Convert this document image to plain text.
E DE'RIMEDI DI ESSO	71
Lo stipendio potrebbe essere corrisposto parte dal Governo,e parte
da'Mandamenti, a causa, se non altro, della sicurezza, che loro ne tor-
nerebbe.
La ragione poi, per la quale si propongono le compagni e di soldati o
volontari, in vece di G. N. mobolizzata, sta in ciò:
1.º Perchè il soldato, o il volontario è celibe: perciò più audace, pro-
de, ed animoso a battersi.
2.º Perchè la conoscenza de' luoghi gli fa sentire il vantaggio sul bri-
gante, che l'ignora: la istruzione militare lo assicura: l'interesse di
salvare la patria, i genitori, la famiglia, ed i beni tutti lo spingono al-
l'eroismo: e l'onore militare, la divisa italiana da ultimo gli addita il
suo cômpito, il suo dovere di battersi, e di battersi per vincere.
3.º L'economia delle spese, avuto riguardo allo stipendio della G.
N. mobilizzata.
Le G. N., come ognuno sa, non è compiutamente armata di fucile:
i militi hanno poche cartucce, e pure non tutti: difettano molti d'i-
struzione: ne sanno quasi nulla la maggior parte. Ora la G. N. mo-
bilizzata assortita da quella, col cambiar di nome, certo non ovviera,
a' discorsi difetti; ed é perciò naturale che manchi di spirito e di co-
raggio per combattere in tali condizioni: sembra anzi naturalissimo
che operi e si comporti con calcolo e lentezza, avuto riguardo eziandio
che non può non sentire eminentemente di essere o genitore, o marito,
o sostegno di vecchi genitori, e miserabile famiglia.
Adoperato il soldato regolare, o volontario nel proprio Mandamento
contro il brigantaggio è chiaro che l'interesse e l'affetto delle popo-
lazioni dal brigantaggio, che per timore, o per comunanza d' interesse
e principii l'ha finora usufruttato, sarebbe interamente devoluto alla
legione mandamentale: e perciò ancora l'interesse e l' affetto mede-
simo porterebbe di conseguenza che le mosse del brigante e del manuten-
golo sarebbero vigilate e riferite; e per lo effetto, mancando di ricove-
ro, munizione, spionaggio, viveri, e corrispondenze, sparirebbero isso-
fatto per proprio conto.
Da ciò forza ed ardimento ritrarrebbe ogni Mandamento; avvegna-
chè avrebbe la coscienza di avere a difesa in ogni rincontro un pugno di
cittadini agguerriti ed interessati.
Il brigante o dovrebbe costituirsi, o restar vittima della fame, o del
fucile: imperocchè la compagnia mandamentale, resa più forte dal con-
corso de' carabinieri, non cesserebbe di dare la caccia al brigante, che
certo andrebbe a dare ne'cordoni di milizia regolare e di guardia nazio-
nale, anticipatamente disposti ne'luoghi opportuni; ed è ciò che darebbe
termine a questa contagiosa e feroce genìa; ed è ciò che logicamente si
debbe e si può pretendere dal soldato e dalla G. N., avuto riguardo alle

________________________________________

* GOAL *
Copy, from the material above, each line in which the string "luoghi" occurs.

* FULL ANSWER *
2.º Perchè la conoscenza de' luoghi gli fa sentire il vantaggio sul bri-
nale, anticipatamente disposti ne'luoghi opportuni; ed è ciò che darebbe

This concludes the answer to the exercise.